Work required —
Only lines with the word "title" are needed; collect each of them from the listing below.

Data shown —
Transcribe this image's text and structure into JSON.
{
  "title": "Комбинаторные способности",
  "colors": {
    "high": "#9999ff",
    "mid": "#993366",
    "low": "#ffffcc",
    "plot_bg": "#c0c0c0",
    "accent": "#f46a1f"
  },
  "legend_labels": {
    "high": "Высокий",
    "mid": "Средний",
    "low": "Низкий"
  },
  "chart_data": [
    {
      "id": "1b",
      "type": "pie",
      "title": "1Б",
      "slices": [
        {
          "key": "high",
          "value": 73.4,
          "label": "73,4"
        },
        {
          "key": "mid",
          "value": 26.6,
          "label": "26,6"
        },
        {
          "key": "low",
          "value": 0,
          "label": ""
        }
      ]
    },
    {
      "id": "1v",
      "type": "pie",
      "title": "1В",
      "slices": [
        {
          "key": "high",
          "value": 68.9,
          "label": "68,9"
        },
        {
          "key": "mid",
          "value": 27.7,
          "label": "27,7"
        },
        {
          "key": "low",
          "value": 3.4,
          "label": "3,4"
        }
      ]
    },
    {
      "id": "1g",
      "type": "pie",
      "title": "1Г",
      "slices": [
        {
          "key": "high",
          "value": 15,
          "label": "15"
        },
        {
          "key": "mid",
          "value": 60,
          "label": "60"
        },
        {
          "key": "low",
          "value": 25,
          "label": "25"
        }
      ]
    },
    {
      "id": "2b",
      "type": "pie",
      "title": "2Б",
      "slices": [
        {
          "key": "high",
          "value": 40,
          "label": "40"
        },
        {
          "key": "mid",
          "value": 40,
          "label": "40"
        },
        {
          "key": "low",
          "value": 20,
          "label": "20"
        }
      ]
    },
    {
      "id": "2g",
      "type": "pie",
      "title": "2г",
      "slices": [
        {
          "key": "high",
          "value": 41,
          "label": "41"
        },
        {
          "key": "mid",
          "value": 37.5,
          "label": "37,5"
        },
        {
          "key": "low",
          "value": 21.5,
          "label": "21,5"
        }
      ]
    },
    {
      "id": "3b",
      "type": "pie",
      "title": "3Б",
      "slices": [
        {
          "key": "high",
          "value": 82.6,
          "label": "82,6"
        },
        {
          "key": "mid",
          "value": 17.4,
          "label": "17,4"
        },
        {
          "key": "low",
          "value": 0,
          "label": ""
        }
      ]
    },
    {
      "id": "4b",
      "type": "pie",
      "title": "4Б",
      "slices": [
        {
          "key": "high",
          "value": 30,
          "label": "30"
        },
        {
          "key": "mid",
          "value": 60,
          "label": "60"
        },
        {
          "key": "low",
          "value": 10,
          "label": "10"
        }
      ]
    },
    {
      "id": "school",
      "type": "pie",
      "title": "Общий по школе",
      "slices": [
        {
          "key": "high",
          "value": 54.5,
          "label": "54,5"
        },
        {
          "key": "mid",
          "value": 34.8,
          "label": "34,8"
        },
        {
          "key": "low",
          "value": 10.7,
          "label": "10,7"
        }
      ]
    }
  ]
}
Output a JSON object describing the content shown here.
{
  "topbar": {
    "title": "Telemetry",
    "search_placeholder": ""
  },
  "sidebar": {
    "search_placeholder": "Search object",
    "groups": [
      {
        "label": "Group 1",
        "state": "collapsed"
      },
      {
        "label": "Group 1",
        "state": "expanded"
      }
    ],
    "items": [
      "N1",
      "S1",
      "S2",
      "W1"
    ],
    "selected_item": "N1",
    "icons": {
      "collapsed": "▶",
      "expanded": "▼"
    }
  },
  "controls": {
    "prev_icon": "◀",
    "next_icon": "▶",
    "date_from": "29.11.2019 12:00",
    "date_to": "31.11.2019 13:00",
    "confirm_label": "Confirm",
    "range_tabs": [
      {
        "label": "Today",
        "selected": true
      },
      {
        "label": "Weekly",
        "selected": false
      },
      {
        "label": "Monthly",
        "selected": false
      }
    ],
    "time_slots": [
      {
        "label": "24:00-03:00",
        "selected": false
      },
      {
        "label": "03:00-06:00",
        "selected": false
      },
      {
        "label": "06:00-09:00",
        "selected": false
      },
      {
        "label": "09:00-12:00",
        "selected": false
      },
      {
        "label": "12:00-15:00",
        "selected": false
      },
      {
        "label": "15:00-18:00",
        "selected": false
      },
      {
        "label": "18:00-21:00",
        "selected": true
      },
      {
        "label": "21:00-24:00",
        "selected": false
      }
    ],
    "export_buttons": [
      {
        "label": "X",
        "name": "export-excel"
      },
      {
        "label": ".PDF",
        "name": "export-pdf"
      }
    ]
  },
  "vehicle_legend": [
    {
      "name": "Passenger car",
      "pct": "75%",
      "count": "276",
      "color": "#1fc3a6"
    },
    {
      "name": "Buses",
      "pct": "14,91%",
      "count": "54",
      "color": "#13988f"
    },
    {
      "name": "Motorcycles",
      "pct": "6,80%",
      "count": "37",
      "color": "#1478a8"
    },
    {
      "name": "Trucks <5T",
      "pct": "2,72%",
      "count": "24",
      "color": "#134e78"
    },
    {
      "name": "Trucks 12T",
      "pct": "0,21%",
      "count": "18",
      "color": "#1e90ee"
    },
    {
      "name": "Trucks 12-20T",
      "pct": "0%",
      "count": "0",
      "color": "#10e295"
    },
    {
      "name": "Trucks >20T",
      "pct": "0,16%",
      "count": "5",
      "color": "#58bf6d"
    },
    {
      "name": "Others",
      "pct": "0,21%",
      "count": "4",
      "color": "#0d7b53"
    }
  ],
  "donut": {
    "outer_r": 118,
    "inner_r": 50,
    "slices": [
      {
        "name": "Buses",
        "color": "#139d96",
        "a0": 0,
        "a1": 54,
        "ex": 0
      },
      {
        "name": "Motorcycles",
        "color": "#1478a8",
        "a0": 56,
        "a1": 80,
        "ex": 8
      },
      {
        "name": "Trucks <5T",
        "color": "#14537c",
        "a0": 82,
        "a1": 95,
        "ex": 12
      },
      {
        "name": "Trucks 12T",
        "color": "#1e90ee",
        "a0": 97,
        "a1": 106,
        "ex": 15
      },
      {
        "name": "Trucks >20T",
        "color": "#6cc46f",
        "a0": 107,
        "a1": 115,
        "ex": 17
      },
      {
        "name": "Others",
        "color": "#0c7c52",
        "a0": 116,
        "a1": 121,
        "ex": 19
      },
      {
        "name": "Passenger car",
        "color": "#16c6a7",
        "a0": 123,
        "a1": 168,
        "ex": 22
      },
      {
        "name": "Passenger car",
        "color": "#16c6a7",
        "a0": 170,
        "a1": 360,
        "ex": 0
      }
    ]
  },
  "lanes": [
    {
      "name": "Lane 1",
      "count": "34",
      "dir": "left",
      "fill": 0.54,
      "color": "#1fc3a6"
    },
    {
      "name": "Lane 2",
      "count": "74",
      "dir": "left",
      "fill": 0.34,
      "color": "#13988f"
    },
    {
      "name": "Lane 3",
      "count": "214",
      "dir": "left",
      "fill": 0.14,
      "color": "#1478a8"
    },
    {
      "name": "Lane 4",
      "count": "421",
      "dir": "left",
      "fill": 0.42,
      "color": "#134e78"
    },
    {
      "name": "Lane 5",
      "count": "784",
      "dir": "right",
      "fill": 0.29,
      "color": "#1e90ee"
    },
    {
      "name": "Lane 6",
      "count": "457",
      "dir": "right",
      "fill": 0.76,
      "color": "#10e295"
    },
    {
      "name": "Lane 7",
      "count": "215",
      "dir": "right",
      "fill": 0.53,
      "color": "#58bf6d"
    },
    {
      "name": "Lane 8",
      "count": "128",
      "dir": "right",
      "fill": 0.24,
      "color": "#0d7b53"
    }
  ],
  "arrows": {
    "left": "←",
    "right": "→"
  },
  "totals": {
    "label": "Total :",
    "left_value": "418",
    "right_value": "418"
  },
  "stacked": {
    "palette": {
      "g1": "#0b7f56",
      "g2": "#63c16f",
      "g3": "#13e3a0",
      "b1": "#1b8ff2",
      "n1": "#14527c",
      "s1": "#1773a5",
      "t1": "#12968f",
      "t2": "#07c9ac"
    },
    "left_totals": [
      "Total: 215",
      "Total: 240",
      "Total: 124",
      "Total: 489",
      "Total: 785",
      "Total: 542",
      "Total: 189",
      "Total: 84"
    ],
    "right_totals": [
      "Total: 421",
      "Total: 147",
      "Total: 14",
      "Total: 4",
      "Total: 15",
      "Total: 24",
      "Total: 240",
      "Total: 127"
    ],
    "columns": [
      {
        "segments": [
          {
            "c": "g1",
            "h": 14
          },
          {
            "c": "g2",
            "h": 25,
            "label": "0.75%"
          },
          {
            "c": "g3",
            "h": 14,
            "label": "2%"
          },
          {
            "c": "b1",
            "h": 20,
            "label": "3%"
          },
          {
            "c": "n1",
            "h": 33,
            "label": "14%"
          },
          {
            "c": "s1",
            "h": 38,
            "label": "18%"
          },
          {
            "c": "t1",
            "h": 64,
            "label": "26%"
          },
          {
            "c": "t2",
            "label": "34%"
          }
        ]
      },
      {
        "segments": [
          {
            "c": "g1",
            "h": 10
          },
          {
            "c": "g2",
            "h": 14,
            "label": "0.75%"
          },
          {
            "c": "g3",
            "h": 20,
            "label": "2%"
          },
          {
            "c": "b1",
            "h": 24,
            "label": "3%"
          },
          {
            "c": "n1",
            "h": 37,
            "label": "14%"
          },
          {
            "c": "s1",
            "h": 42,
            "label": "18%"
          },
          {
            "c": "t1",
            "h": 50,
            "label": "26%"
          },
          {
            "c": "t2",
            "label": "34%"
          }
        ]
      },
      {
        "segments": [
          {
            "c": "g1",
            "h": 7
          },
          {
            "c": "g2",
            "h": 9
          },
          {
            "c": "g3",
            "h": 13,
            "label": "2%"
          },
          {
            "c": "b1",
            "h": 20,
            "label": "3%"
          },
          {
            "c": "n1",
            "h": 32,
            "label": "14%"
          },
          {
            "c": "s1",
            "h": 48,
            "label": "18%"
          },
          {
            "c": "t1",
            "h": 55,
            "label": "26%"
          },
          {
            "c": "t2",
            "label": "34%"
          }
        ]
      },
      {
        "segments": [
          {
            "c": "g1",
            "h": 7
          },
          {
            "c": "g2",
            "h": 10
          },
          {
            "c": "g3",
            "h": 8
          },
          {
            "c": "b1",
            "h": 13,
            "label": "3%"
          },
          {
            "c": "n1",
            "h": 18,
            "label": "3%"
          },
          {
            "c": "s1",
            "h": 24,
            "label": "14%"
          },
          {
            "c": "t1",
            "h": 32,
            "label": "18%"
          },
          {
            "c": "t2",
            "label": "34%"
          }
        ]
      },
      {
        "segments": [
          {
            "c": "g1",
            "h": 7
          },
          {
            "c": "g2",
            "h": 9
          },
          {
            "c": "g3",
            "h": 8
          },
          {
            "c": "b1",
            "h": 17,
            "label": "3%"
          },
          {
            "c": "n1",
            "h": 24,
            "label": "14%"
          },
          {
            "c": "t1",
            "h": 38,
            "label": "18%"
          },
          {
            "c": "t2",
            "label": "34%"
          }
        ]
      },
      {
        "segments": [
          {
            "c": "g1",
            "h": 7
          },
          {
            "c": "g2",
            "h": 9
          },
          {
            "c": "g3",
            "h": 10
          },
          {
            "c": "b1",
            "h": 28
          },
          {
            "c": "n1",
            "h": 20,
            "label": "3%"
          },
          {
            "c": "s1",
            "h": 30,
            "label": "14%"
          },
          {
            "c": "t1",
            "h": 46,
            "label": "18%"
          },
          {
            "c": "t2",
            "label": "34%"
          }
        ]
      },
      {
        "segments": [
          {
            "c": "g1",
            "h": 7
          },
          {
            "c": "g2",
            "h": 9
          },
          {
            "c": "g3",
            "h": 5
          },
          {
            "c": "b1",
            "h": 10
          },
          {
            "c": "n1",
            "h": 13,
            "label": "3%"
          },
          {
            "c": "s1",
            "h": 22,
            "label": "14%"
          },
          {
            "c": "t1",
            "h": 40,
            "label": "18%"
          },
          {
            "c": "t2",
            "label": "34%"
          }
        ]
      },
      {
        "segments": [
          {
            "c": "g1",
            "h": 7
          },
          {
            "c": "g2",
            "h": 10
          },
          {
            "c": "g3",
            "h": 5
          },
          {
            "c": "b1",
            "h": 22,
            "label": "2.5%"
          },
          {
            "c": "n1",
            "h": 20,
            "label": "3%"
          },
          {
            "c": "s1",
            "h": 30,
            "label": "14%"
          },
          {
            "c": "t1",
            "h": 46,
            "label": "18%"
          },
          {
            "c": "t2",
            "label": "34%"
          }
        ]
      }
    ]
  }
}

Reply —
  "title": "Комбинаторные способности",
      "title": "1Б",
      "title": "1В",
      "title": "1Г",
      "title": "2Б",
      "title": "2г",
      "title": "3Б",
      "title": "4Б",
      "title": "Общий по школе",
    "title": "Telemetry",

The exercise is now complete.